::: GIVEN DATA :::

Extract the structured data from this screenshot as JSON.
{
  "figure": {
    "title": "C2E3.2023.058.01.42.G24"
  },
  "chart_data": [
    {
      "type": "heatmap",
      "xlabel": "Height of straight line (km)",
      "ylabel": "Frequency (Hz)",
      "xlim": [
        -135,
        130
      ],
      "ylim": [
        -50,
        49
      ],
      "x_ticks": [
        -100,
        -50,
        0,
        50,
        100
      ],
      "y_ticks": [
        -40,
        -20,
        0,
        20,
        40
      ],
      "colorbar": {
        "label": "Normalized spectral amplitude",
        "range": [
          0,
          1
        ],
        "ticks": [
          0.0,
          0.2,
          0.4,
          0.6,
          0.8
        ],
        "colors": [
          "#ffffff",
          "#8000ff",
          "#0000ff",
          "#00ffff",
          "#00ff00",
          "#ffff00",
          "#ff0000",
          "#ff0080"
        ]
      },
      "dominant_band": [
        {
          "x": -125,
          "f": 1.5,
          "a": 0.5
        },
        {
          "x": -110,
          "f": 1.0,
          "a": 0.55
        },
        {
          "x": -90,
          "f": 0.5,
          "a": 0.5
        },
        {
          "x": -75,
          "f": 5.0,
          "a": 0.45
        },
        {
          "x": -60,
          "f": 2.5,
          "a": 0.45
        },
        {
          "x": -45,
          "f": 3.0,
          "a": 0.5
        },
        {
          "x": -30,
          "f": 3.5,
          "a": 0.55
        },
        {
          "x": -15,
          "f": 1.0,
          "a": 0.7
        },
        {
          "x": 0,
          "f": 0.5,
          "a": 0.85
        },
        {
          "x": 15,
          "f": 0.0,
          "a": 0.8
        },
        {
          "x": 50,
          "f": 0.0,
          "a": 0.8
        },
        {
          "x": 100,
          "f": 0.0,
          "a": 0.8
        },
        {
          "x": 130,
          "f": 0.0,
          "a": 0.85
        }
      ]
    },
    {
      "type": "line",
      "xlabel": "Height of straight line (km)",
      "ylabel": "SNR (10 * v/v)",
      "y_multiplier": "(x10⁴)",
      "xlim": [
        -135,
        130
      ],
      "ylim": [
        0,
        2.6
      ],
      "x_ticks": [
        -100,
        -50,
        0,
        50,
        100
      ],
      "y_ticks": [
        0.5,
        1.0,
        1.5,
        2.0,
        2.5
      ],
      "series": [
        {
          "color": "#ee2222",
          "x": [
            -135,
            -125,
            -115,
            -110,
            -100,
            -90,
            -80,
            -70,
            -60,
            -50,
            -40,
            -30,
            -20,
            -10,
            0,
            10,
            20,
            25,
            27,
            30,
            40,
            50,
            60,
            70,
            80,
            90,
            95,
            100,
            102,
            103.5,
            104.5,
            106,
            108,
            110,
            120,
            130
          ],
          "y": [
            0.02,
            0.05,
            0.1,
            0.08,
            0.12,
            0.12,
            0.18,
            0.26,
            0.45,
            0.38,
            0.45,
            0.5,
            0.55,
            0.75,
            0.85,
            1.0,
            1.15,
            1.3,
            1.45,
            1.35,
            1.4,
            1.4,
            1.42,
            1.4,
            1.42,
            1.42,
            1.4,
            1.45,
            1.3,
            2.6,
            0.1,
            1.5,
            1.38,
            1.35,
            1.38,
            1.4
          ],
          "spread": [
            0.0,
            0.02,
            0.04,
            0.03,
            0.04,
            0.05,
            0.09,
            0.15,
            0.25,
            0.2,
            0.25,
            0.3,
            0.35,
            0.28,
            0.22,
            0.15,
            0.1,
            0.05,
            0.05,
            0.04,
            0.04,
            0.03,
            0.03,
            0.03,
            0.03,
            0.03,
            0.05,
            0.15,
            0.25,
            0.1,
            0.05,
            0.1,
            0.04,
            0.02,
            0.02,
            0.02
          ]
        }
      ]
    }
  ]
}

:::

[WHAT THE TASK ASKS] Copy all of the data. Keep every word exactly as it is.

[TASK RESULT]
Extract the structured data from this screenshot as JSON.
{
  "figure": {
    "title": "C2E3.2023.058.01.42.G24"
  },
  "chart_data": [
    {
      "type": "heatmap",
      "xlabel": "Height of straight line (km)",
      "ylabel": "Frequency (Hz)",
      "xlim": [
        -135,
        130
      ],
      "ylim": [
        -50,
        49
      ],
      "x_ticks": [
        -100,
        -50,
        0,
        50,
        100
      ],
      "y_ticks": [
        -40,
        -20,
        0,
        20,
        40
      ],
      "colorbar": {
        "label": "Normalized spectral amplitude",
        "range": [
          0,
          1
        ],
        "ticks": [
          0.0,
          0.2,
          0.4,
          0.6,
          0.8
        ],
        "colors": [
          "#ffffff",
          "#8000ff",
          "#0000ff",
          "#00ffff",
          "#00ff00",
          "#ffff00",
          "#ff0000",
          "#ff0080"
        ]
      },
      "dominant_band": [
        {
          "x": -125,
          "f": 1.5,
          "a": 0.5
        },
        {
          "x": -110,
          "f": 1.0,
          "a": 0.55
        },
        {
          "x": -90,
          "f": 0.5,
          "a": 0.5
        },
        {
          "x": -75,
          "f": 5.0,
          "a": 0.45
        },
        {
          "x": -60,
          "f": 2.5,
          "a": 0.45
        },
        {
          "x": -45,
          "f": 3.0,
          "a": 0.5
        },
        {
          "x": -30,
          "f": 3.5,
          "a": 0.55
        },
        {
          "x": -15,
          "f": 1.0,
          "a": 0.7
        },
        {
          "x": 0,
          "f": 0.5,
          "a": 0.85
        },
        {
          "x": 15,
          "f": 0.0,
          "a": 0.8
        },
        {
          "x": 50,
          "f": 0.0,
          "a": 0.8
        },
        {
          "x": 100,
          "f": 0.0,
          "a": 0.8
        },
        {
          "x": 130,
          "f": 0.0,
          "a": 0.85
        }
      ]
    },
    {
      "type": "line",
      "xlabel": "Height of straight line (km)",
      "ylabel": "SNR (10 * v/v)",
      "y_multiplier": "(x10⁴)",
      "xlim": [
        -135,
        130
      ],
      "ylim": [
        0,
        2.6
      ],
      "x_ticks": [
        -100,
        -50,
        0,
        50,
        100
      ],
      "y_ticks": [
        0.5,
        1.0,
        1.5,
        2.0,
        2.5
      ],
      "series": [
        {
          "color": "#ee2222",
          "x": [
            -135,
            -125,
            -115,
            -110,
            -100,
            -90,
            -80,
            -70,
            -60,
            -50,
            -40,
            -30,
            -20,
            -10,
            0,
            10,
            20,
            25,
            27,
            30,
            40,
            50,
            60,
            70,
            80,
            90,
            95,
            100,
            102,
            103.5,
            104.5,
            106,
            108,
            110,
            120,
            130
          ],
          "y": [
            0.02,
            0.05,
            0.1,
            0.08,
            0.12,
            0.12,
            0.18,
            0.26,
            0.45,
            0.38,
            0.45,
            0.5,
            0.55,
            0.75,
            0.85,
            1.0,
            1.15,
            1.3,
            1.45,
            1.35,
            1.4,
            1.4,
            1.42,
            1.4,
            1.42,
            1.42,
            1.4,
            1.45,
            1.3,
            2.6,
            0.1,
            1.5,
            1.38,
            1.35,
            1.38,
            1.4
          ],
          "spread": [
            0.0,
            0.02,
            0.04,
            0.03,
            0.04,
            0.05,
            0.09,
            0.15,
            0.25,
            0.2,
            0.25,
            0.3,
            0.35,
            0.28,
            0.22,
            0.15,
            0.1,
            0.05,
            0.05,
            0.04,
            0.04,
            0.03,
            0.03,
            0.03,
            0.03,
            0.03,
            0.05,
            0.15,
            0.25,
            0.1,
            0.05,
            0.1,
            0.04,
            0.02,
            0.02,
            0.02
          ]
        }
      ]
    }
  ]
}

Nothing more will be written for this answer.